:: Stated task ::
Copy the data precisely, keeping every character.

:: Data supplied ::

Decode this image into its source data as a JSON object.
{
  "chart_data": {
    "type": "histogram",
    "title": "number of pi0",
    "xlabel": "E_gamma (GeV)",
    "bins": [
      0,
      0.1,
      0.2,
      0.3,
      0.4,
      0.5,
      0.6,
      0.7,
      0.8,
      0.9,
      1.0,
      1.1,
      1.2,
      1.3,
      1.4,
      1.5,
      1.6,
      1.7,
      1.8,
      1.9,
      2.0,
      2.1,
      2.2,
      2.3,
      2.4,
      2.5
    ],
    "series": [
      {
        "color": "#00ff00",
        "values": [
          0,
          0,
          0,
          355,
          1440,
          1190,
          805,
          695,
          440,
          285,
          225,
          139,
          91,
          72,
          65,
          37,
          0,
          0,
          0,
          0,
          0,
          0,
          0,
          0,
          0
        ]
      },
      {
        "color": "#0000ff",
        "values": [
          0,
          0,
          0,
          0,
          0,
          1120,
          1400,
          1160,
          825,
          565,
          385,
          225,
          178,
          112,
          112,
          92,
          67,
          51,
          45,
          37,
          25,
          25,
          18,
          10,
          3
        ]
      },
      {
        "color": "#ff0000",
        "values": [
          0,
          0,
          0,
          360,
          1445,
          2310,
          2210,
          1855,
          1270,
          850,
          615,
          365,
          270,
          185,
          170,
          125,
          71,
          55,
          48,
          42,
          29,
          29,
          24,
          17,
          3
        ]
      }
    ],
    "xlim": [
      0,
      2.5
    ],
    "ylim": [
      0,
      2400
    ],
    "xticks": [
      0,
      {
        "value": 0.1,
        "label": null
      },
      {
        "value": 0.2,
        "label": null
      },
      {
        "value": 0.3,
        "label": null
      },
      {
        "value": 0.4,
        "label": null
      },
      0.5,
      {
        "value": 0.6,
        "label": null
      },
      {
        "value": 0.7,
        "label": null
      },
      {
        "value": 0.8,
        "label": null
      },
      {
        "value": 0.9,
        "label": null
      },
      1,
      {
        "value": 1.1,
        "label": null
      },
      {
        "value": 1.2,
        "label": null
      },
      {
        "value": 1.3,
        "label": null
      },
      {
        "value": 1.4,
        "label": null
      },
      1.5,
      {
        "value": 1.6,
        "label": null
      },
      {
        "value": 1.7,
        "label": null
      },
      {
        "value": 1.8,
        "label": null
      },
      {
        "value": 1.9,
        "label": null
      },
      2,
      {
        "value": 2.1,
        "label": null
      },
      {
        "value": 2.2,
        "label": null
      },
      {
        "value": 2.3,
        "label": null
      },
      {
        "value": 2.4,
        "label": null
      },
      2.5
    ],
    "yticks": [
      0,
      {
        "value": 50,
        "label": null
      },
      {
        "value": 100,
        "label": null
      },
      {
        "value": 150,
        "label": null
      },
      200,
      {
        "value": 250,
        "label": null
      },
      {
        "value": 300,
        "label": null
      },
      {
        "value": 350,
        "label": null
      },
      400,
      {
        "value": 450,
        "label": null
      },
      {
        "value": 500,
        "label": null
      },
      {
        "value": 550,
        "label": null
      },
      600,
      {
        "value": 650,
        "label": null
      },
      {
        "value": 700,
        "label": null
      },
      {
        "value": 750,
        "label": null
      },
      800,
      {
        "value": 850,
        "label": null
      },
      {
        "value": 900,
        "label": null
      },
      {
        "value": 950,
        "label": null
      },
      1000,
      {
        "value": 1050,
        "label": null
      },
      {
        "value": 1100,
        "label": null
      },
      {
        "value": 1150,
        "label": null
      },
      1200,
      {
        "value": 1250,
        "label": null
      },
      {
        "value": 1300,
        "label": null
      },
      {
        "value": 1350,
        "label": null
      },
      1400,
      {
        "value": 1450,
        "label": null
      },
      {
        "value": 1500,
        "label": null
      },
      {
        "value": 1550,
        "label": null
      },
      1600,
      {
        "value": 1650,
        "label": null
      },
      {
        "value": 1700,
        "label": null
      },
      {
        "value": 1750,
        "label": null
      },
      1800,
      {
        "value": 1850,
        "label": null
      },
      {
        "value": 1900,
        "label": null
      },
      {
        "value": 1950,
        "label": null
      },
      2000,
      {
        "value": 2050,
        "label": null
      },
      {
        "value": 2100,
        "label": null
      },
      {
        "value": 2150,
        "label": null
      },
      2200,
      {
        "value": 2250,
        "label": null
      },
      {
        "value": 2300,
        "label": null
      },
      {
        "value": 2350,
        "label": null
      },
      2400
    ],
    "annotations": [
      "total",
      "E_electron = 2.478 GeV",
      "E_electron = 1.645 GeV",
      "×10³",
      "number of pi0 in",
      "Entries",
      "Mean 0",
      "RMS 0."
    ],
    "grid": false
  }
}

:: The completed task ::
Decode this image into its source data as a JSON object.
{
  "chart_data": {
    "type": "histogram",
    "title": "number of pi0",
    "xlabel": "E_gamma (GeV)",
    "bins": [
      0,
      0.1,
      0.2,
      0.3,
      0.4,
      0.5,
      0.6,
      0.7,
      0.8,
      0.9,
      1.0,
      1.1,
      1.2,
      1.3,
      1.4,
      1.5,
      1.6,
      1.7,
      1.8,
      1.9,
      2.0,
      2.1,
      2.2,
      2.3,
      2.4,
      2.5
    ],
    "series": [
      {
        "color": "#00ff00",
        "values": [
          0,
          0,
          0,
          355,
          1440,
          1190,
          805,
          695,
          440,
          285,
          225,
          139,
          91,
          72,
          65,
          37,
          0,
          0,
          0,
          0,
          0,
          0,
          0,
          0,
          0
        ]
      },
      {
        "color": "#0000ff",
        "values": [
          0,
          0,
          0,
          0,
          0,
          1120,
          1400,
          1160,
          825,
          565,
          385,
          225,
          178,
          112,
          112,
          92,
          67,
          51,
          45,
          37,
          25,
          25,
          18,
          10,
          3
        ]
      },
      {
        "color": "#ff0000",
        "values": [
          0,
          0,
          0,
          360,
          1445,
          2310,
          2210,
          1855,
          1270,
          850,
          615,
          365,
          270,
          185,
          170,
          125,
          71,
          55,
          48,
          42,
          29,
          29,
          24,
          17,
          3
        ]
      }
    ],
    "xlim": [
      0,
      2.5
    ],
    "ylim": [
      0,
      2400
    ],
    "xticks": [
      0,
      {
        "value": 0.1,
        "label": null
      },
      {
        "value": 0.2,
        "label": null
      },
      {
        "value": 0.3,
        "label": null
      },
      {
        "value": 0.4,
        "label": null
      },
      0.5,
      {
        "value": 0.6,
        "label": null
      },
      {
        "value": 0.7,
        "label": null
      },
      {
        "value": 0.8,
        "label": null
      },
      {
        "value": 0.9,
        "label": null
      },
      1,
      {
        "value": 1.1,
        "label": null
      },
      {
        "value": 1.2,
        "label": null
      },
      {
        "value": 1.3,
        "label": null
      },
      {
        "value": 1.4,
        "label": null
      },
      1.5,
      {
        "value": 1.6,
        "label": null
      },
      {
        "value": 1.7,
        "label": null
      },
      {
        "value": 1.8,
        "label": null
      },
      {
        "value": 1.9,
        "label": null
      },
      2,
      {
        "value": 2.1,
        "label": null
      },
      {
        "value": 2.2,
        "label": null
      },
      {
        "value": 2.3,
        "label": null
      },
      {
        "value": 2.4,
        "label": null
      },
      2.5
    ],
    "yticks": [
      0,
      {
        "value": 50,
        "label": null
      },
      {
        "value": 100,
        "label": null
      },
      {
        "value": 150,
        "label": null
      },
      200,
      {
        "value": 250,
        "label": null
      },
      {
        "value": 300,
        "label": null
      },
      {
        "value": 350,
        "label": null
      },
      400,
      {
        "value": 450,
        "label": null
      },
      {
        "value": 500,
        "label": null
      },
      {
        "value": 550,
        "label": null
      },
      600,
      {
        "value": 650,
        "label": null
      },
      {
        "value": 700,
        "label": null
      },
      {
        "value": 750,
        "label": null
      },
      800,
      {
        "value": 850,
        "label": null
      },
      {
        "value": 900,
        "label": null
      },
      {
        "value": 950,
        "label": null
      },
      1000,
      {
        "value": 1050,
        "label": null
      },
      {
        "value": 1100,
        "label": null
      },
      {
        "value": 1150,
        "label": null
      },
      1200,
      {
        "value": 1250,
        "label": null
      },
      {
        "value": 1300,
        "label": null
      },
      {
        "value": 1350,
        "label": null
      },
      1400,
      {
        "value": 1450,
        "label": null
      },
      {
        "value": 1500,
        "label": null
      },
      {
        "value": 1550,
        "label": null
      },
      1600,
      {
        "value": 1650,
        "label": null
      },
      {
        "value": 1700,
        "label": null
      },
      {
        "value": 1750,
        "label": null
      },
      1800,
      {
        "value": 1850,
        "label": null
      },
      {
        "value": 1900,
        "label": null
      },
      {
        "value": 1950,
        "label": null
      },
      2000,
      {
        "value": 2050,
        "label": null
      },
      {
        "value": 2100,
        "label": null
      },
      {
        "value": 2150,
        "label": null
      },
      2200,
      {
        "value": 2250,
        "label": null
      },
      {
        "value": 2300,
        "label": null
      },
      {
        "value": 2350,
        "label": null
      },
      2400
    ],
    "annotations": [
      "total",
      "E_electron = 2.478 GeV",
      "E_electron = 1.645 GeV",
      "×10³",
      "number of pi0 in",
      "Entries",
      "Mean 0",
      "RMS 0."
    ],
    "grid": false
  }
}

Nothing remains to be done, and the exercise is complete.